§ Exercise brief: Output all of the records exactly as written.

§ Given information:
=======

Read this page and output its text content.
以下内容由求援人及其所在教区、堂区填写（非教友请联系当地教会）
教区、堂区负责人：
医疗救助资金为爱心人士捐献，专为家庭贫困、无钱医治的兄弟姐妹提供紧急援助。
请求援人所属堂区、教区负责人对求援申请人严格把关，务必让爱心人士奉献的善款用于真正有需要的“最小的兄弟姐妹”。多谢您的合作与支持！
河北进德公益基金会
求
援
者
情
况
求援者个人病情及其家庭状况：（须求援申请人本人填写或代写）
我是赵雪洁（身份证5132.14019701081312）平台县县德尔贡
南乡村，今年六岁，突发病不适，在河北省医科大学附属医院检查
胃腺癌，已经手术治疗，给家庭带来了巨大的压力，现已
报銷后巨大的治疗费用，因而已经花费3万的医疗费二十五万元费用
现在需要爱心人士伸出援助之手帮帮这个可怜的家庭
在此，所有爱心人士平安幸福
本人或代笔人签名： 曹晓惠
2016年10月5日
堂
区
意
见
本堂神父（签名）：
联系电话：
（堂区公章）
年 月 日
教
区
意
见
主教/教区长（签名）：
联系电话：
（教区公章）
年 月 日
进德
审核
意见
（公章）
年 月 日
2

=======

§ The reply:
Read this page and output its text content.
以下内容由求援人及其所在教区、堂区填写（非教友请联系当地教会）
教区、堂区负责人：
医疗救助资金为爱心人士捐献，专为家庭贫困、无钱医治的兄弟姐妹提供紧急援助。
请求援人所属堂区、教区负责人对求援申请人严格把关，务必让爱心人士奉献的善款用于真正有需要的“最小的兄弟姐妹”。多谢您的合作与支持！
河北进德公益基金会
求
援
者
情
况
求援者个人病情及其家庭状况：（须求援申请人本人填写或代写）
我是赵雪洁（身份证5132.14019701081312）平台县县德尔贡
南乡村，今年六岁，突发病不适，在河北省医科大学附属医院检查
胃腺癌，已经手术治疗，给家庭带来了巨大的压力，现已
报銷后巨大的治疗费用，因而已经花费3万的医疗费二十五万元费用
现在需要爱心人士伸出援助之手帮帮这个可怜的家庭
在此，所有爱心人士平安幸福
本人或代笔人签名： 曹晓惠
2016年10月5日
堂
区
意
见
本堂神父（签名）：
联系电话：
（堂区公章）
年 月 日
教
区
意
见
主教/教区长（签名）：
联系电话：
（教区公章）
年 月 日
进德
审核
意见
（公章）
年 月 日
2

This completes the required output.